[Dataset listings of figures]
=====

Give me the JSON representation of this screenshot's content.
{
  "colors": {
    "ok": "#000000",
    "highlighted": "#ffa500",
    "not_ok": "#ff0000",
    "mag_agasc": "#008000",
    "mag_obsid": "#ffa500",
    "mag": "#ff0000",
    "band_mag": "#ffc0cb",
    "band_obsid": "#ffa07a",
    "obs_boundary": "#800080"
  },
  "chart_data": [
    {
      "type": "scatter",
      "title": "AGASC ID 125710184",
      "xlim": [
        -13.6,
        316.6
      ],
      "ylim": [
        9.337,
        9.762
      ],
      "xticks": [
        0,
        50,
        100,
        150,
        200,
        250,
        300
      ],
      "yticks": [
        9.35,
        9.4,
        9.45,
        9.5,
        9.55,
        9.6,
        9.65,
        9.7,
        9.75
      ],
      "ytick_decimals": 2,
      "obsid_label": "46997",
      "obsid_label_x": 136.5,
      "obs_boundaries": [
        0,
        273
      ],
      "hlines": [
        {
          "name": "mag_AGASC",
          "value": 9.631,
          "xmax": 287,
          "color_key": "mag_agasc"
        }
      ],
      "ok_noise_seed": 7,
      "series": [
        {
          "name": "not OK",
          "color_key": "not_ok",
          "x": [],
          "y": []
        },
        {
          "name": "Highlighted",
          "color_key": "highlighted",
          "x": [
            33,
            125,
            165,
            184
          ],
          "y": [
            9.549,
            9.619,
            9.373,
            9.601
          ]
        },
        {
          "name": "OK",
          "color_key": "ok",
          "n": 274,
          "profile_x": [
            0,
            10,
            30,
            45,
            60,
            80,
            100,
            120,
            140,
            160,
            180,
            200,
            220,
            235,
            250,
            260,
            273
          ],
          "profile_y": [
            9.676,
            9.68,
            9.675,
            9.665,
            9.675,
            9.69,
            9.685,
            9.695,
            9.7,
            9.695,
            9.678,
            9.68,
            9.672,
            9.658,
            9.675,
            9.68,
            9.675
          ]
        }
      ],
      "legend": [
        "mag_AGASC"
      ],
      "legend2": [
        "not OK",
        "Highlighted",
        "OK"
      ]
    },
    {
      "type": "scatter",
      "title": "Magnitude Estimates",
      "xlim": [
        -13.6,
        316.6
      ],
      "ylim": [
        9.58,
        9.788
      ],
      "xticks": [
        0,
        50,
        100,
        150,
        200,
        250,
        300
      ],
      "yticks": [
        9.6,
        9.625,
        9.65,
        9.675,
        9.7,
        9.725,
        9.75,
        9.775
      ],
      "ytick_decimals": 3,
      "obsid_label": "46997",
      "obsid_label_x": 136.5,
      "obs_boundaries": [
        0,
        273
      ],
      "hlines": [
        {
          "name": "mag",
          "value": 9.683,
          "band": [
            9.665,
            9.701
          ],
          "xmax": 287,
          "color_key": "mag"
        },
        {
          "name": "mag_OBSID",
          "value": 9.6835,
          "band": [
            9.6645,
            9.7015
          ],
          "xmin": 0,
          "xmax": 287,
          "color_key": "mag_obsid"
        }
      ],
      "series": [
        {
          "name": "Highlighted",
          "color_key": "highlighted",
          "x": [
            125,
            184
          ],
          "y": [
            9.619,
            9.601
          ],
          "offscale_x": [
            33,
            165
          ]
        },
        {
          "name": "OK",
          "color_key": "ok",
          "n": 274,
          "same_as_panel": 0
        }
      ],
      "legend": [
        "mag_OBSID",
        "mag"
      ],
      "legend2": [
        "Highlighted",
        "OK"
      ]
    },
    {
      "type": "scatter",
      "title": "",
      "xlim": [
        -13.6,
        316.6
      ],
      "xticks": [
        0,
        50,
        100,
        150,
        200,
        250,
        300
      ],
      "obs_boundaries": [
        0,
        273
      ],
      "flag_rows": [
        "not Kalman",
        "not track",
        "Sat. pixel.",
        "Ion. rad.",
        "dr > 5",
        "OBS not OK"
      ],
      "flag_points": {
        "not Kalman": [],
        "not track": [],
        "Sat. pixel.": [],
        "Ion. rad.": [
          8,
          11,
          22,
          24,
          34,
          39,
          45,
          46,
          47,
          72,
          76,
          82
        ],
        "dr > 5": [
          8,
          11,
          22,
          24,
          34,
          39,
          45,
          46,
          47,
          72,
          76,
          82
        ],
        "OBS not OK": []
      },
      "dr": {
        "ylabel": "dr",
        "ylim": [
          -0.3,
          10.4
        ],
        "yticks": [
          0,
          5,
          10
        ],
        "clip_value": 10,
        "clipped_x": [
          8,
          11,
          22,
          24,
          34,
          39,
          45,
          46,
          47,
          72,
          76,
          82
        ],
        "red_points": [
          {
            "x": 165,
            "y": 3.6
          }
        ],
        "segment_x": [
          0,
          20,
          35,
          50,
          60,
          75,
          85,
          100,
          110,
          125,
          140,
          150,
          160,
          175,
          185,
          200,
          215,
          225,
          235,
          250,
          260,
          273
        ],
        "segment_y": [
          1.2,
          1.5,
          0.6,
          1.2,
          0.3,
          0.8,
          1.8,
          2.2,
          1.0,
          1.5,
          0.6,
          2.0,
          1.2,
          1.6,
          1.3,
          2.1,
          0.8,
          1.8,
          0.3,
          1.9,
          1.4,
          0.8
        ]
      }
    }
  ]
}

=====

WHAT TO PRODUCE: Your task is to transcribe the material exactly.

THE ANSWER:
Give me the JSON representation of this screenshot's content.
{
  "colors": {
    "ok": "#000000",
    "highlighted": "#ffa500",
    "not_ok": "#ff0000",
    "mag_agasc": "#008000",
    "mag_obsid": "#ffa500",
    "mag": "#ff0000",
    "band_mag": "#ffc0cb",
    "band_obsid": "#ffa07a",
    "obs_boundary": "#800080"
  },
  "chart_data": [
    {
      "type": "scatter",
      "title": "AGASC ID 125710184",
      "xlim": [
        -13.6,
        316.6
      ],
      "ylim": [
        9.337,
        9.762
      ],
      "xticks": [
        0,
        50,
        100,
        150,
        200,
        250,
        300
      ],
      "yticks": [
        9.35,
        9.4,
        9.45,
        9.5,
        9.55,
        9.6,
        9.65,
        9.7,
        9.75
      ],
      "ytick_decimals": 2,
      "obsid_label": "46997",
      "obsid_label_x": 136.5,
      "obs_boundaries": [
        0,
        273
      ],
      "hlines": [
        {
          "name": "mag_AGASC",
          "value": 9.631,
          "xmax": 287,
          "color_key": "mag_agasc"
        }
      ],
      "ok_noise_seed": 7,
      "series": [
        {
          "name": "not OK",
          "color_key": "not_ok",
          "x": [],
          "y": []
        },
        {
          "name": "Highlighted",
          "color_key": "highlighted",
          "x": [
            33,
            125,
            165,
            184
          ],
          "y": [
            9.549,
            9.619,
            9.373,
            9.601
          ]
        },
        {
          "name": "OK",
          "color_key": "ok",
          "n": 274,
          "profile_x": [
            0,
            10,
            30,
            45,
            60,
            80,
            100,
            120,
            140,
            160,
            180,
            200,
            220,
            235,
            250,
            260,
            273
          ],
          "profile_y": [
            9.676,
            9.68,
            9.675,
            9.665,
            9.675,
            9.69,
            9.685,
            9.695,
            9.7,
            9.695,
            9.678,
            9.68,
            9.672,
            9.658,
            9.675,
            9.68,
            9.675
          ]
        }
      ],
      "legend": [
        "mag_AGASC"
      ],
      "legend2": [
        "not OK",
        "Highlighted",
        "OK"
      ]
    },
    {
      "type": "scatter",
      "title": "Magnitude Estimates",
      "xlim": [
        -13.6,
        316.6
      ],
      "ylim": [
        9.58,
        9.788
      ],
      "xticks": [
        0,
        50,
        100,
        150,
        200,
        250,
        300
      ],
      "yticks": [
        9.6,
        9.625,
        9.65,
        9.675,
        9.7,
        9.725,
        9.75,
        9.775
      ],
      "ytick_decimals": 3,
      "obsid_label": "46997",
      "obsid_label_x": 136.5,
      "obs_boundaries": [
        0,
        273
      ],
      "hlines": [
        {
          "name": "mag",
          "value": 9.683,
          "band": [
            9.665,
            9.701
          ],
          "xmax": 287,
          "color_key": "mag"
        },
        {
          "name": "mag_OBSID",
          "value": 9.6835,
          "band": [
            9.6645,
            9.7015
          ],
          "xmin": 0,
          "xmax": 287,
          "color_key": "mag_obsid"
        }
      ],
      "series": [
        {
          "name": "Highlighted",
          "color_key": "highlighted",
          "x": [
            125,
            184
          ],
          "y": [
            9.619,
            9.601
          ],
          "offscale_x": [
            33,
            165
          ]
        },
        {
          "name": "OK",
          "color_key": "ok",
          "n": 274,
          "same_as_panel": 0
        }
      ],
      "legend": [
        "mag_OBSID",
        "mag"
      ],
      "legend2": [
        "Highlighted",
        "OK"
      ]
    },
    {
      "type": "scatter",
      "title": "",
      "xlim": [
        -13.6,
        316.6
      ],
      "xticks": [
        0,
        50,
        100,
        150,
        200,
        250,
        300
      ],
      "obs_boundaries": [
        0,
        273
      ],
      "flag_rows": [
        "not Kalman",
        "not track",
        "Sat. pixel.",
        "Ion. rad.",
        "dr > 5",
        "OBS not OK"
      ],
      "flag_points": {
        "not Kalman": [],
        "not track": [],
        "Sat. pixel.": [],
        "Ion. rad.": [
          8,
          11,
          22,
          24,
          34,
          39,
          45,
          46,
          47,
          72,
          76,
          82
        ],
        "dr > 5": [
          8,
          11,
          22,
          24,
          34,
          39,
          45,
          46,
          47,
          72,
          76,
          82
        ],
        "OBS not OK": []
      },
      "dr": {
        "ylabel": "dr",
        "ylim": [
          -0.3,
          10.4
        ],
        "yticks": [
          0,
          5,
          10
        ],
        "clip_value": 10,
        "clipped_x": [
          8,
          11,
          22,
          24,
          34,
          39,
          45,
          46,
          47,
          72,
          76,
          82
        ],
        "red_points": [
          {
            "x": 165,
            "y": 3.6
          }
        ],
        "segment_x": [
          0,
          20,
          35,
          50,
          60,
          75,
          85,
          100,
          110,
          125,
          140,
          150,
          160,
          175,
          185,
          200,
          215,
          225,
          235,
          250,
          260,
          273
        ],
        "segment_y": [
          1.2,
          1.5,
          0.6,
          1.2,
          0.3,
          0.8,
          1.8,
          2.2,
          1.0,
          1.5,
          0.6,
          2.0,
          1.2,
          1.6,
          1.3,
          2.1,
          0.8,
          1.8,
          0.3,
          1.9,
          1.4,
          0.8
        ]
      }
    }
  ]
}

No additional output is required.